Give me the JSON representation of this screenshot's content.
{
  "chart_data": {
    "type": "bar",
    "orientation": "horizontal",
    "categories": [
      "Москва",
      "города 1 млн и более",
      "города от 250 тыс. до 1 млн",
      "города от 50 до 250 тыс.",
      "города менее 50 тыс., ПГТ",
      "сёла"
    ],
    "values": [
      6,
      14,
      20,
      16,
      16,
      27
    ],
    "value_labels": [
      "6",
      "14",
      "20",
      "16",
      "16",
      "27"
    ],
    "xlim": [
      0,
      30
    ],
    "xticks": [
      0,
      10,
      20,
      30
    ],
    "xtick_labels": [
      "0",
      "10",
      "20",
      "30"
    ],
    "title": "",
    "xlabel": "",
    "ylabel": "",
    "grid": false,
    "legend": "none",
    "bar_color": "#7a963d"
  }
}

What you should do = Quote all the records. Keep every word exact.

Exercise solution =
Give me the JSON representation of this screenshot's content.
{
  "chart_data": {
    "type": "bar",
    "orientation": "horizontal",
    "categories": [
      "Москва",
      "города 1 млн и более",
      "города от 250 тыс. до 1 млн",
      "города от 50 до 250 тыс.",
      "города менее 50 тыс., ПГТ",
      "сёла"
    ],
    "values": [
      6,
      14,
      20,
      16,
      16,
      27
    ],
    "value_labels": [
      "6",
      "14",
      "20",
      "16",
      "16",
      "27"
    ],
    "xlim": [
      0,
      30
    ],
    "xticks": [
      0,
      10,
      20,
      30
    ],
    "xtick_labels": [
      "0",
      "10",
      "20",
      "30"
    ],
    "title": "",
    "xlabel": "",
    "ylabel": "",
    "grid": false,
    "legend": "none",
    "bar_color": "#7a963d"
  }
}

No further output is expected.